Aim of the exercise:
Take the entries below and reproduce them word for word.
— Begin The records —
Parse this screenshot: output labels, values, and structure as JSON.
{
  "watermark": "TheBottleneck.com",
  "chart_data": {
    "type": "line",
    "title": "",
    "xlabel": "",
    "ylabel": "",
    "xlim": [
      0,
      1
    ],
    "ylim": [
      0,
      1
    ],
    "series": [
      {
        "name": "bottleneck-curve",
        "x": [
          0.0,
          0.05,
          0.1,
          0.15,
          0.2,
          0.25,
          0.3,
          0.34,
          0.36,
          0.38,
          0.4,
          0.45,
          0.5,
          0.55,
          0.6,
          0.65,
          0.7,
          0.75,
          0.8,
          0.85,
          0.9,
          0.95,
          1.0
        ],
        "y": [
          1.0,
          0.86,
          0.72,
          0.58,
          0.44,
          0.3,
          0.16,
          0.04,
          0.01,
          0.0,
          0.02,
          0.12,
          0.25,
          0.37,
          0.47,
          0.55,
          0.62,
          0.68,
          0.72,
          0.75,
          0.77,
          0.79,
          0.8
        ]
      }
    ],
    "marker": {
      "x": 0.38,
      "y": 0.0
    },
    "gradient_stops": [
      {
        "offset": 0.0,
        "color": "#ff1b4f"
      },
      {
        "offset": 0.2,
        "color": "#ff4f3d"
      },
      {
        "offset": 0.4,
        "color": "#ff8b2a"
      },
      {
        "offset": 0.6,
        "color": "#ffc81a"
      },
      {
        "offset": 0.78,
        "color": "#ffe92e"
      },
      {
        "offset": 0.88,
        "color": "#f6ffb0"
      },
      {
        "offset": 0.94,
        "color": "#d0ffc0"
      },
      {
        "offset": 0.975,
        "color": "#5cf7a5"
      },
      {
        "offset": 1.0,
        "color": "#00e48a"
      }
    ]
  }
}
— End The records —
Exercise answer:
Parse this screenshot: output labels, values, and structure as JSON.
{
  "watermark": "TheBottleneck.com",
  "chart_data": {
    "type": "line",
    "title": "",
    "xlabel": "",
    "ylabel": "",
    "xlim": [
      0,
      1
    ],
    "ylim": [
      0,
      1
    ],
    "series": [
      {
        "name": "bottleneck-curve",
        "x": [
          0.0,
          0.05,
          0.1,
          0.15,
          0.2,
          0.25,
          0.3,
          0.34,
          0.36,
          0.38,
          0.4,
          0.45,
          0.5,
          0.55,
          0.6,
          0.65,
          0.7,
          0.75,
          0.8,
          0.85,
          0.9,
          0.95,
          1.0
        ],
        "y": [
          1.0,
          0.86,
          0.72,
          0.58,
          0.44,
          0.3,
          0.16,
          0.04,
          0.01,
          0.0,
          0.02,
          0.12,
          0.25,
          0.37,
          0.47,
          0.55,
          0.62,
          0.68,
          0.72,
          0.75,
          0.77,
          0.79,
          0.8
        ]
      }
    ],
    "marker": {
      "x": 0.38,
      "y": 0.0
    },
    "gradient_stops": [
      {
        "offset": 0.0,
        "color": "#ff1b4f"
      },
      {
        "offset": 0.2,
        "color": "#ff4f3d"
      },
      {
        "offset": 0.4,
        "color": "#ff8b2a"
      },
      {
        "offset": 0.6,
        "color": "#ffc81a"
      },
      {
        "offset": 0.78,
        "color": "#ffe92e"
      },
      {
        "offset": 0.88,
        "color": "#f6ffb0"
      },
      {
        "offset": 0.94,
        "color": "#d0ffc0"
      },
      {
        "offset": 0.975,
        "color": "#5cf7a5"
      },
      {
        "offset": 1.0,
        "color": "#00e48a"
      }
    ]
  }
}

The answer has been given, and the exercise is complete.